◆ WORK REQUIRED ◆
Transcribe every entry word for word, but skip the images.
-- Start SOURCE MATERIAL --
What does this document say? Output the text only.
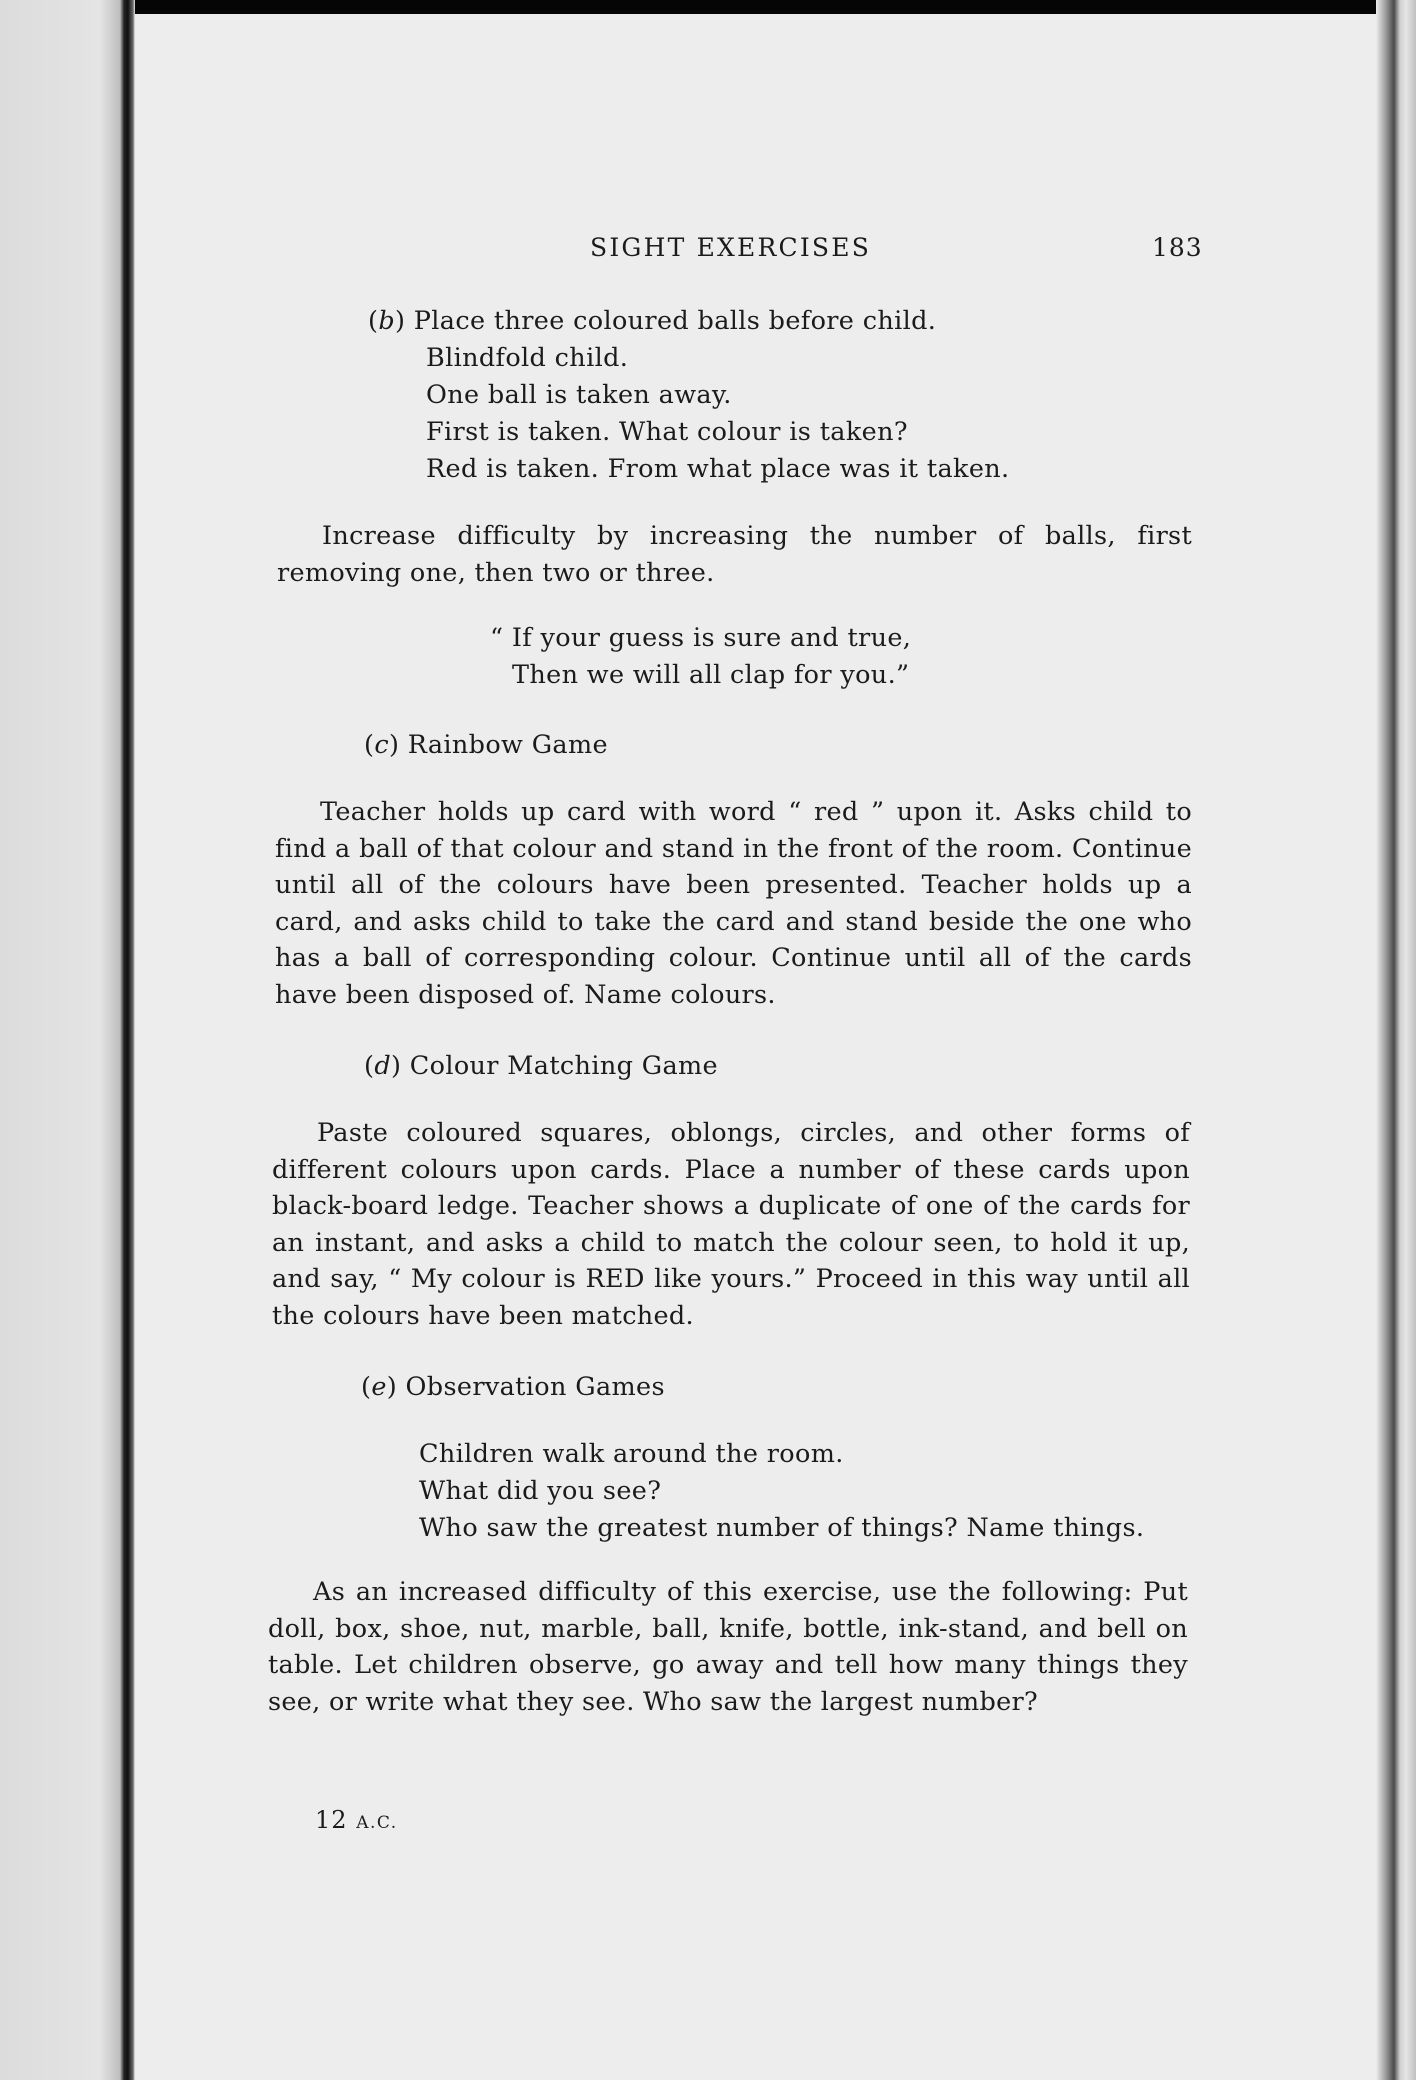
SIGHT EXERCISES	183
(b) Place three coloured balls before child.
Blindfold child.
One ball is taken away.
First is taken. What colour is taken?
Red is taken. From what place was it taken.
Increase difficulty by increasing the number of balls, first removing one, then two or three.
“ If your guess is sure and true,
Then we will all clap for you.”
(c) Rainbow Game
Teacher holds up card with word “ red ” upon it. Asks child to find a ball of that colour and stand in the front of the room. Continue until all of the colours have been presented. Teacher holds up a card, and asks child to take the card and stand beside the one who has a ball of corresponding colour. Continue until all of the cards have been disposed of. Name colours.
(d) Colour Matching Game
Paste coloured squares, oblongs, circles, and other forms of different colours upon cards. Place a number of these cards upon black-board ledge. Teacher shows a duplicate of one of the cards for an instant, and asks a child to match the colour seen, to hold it up, and say, “ My colour is RED like yours.” Proceed in this way until all the colours have been matched.
(e) Observation Games
Children walk around the room.
What did you see?
Who saw the greatest number of things? Name things.
As an increased difficulty of this exercise, use the following: Put doll, box, shoe, nut, marble, ball, knife, bottle, ink-stand, and bell on table. Let children observe, go away and tell how many things they see, or write what they see. Who saw the largest number?
12 A.C.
-- End SOURCE MATERIAL --
◆ ANSWER TO THE TASK ◆
What does this document say? Output the text only.
SIGHT EXERCISES	183
(b) Place three coloured balls before child.
Blindfold child.
One ball is taken away.
First is taken. What colour is taken?
Red is taken. From what place was it taken.
Increase difficulty by increasing the number of balls, first removing one, then two or three.
“ If your guess is sure and true,
Then we will all clap for you.”
(c) Rainbow Game
Teacher holds up card with word “ red ” upon it. Asks child to find a ball of that colour and stand in the front of the room. Continue until all of the colours have been presented. Teacher holds up a card, and asks child to take the card and stand beside the one who has a ball of corresponding colour. Continue until all of the cards have been disposed of. Name colours.
(d) Colour Matching Game
Paste coloured squares, oblongs, circles, and other forms of different colours upon cards. Place a number of these cards upon black-board ledge. Teacher shows a duplicate of one of the cards for an instant, and asks a child to match the colour seen, to hold it up, and say, “ My colour is RED like yours.” Proceed in this way until all the colours have been matched.
(e) Observation Games
Children walk around the room.
What did you see?
Who saw the greatest number of things? Name things.
As an increased difficulty of this exercise, use the following: Put doll, box, shoe, nut, marble, ball, knife, bottle, ink-stand, and bell on table. Let children observe, go away and tell how many things they see, or write what they see. Who saw the largest number?
12 A.C.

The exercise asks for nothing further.